* **RECORDS**
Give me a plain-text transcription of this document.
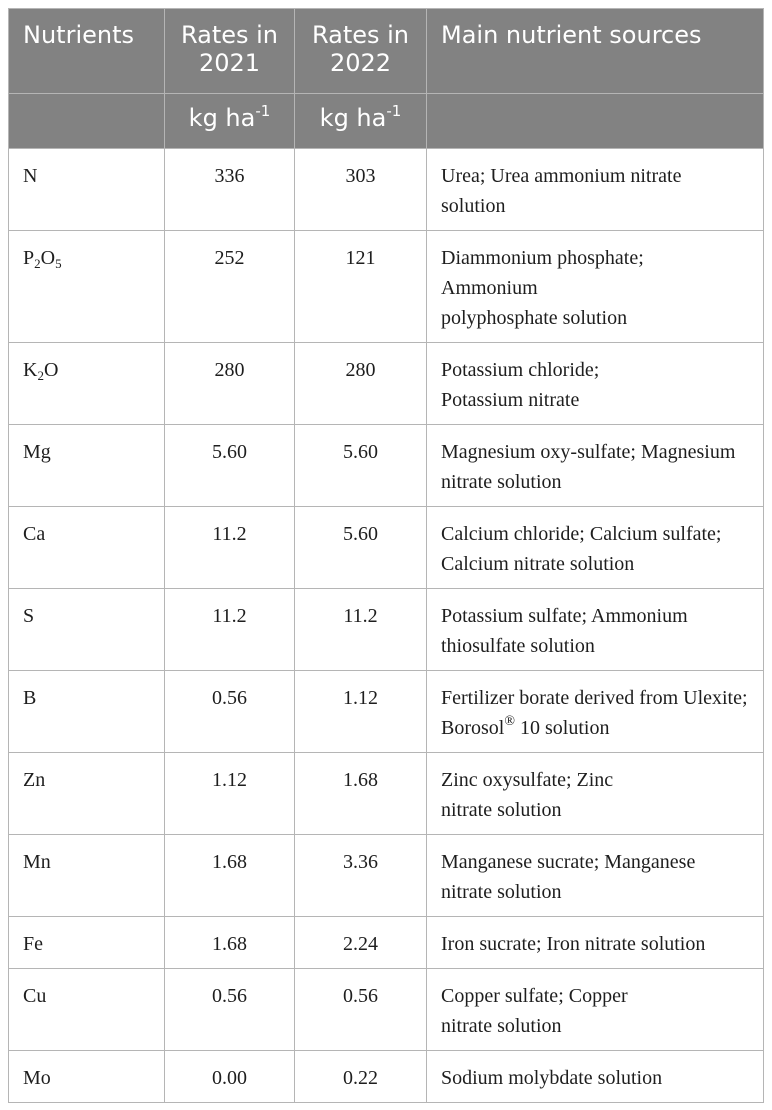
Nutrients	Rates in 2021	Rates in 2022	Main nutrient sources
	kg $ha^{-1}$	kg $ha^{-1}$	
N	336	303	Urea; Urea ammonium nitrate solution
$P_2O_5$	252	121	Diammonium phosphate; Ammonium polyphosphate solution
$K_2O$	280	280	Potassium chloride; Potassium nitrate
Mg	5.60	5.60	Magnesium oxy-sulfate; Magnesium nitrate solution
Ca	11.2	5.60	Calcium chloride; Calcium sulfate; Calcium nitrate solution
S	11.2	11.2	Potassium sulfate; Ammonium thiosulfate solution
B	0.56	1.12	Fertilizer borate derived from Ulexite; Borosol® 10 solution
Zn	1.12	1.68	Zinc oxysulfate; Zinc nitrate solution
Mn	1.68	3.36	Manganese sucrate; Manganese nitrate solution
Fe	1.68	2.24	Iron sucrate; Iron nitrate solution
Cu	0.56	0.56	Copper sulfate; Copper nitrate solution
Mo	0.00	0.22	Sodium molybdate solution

* **INSTRUCTION**
Give nothing but the count of lines in the listing above that hold the string "sucrate".

* **RESPONSE TO THE TASK**
2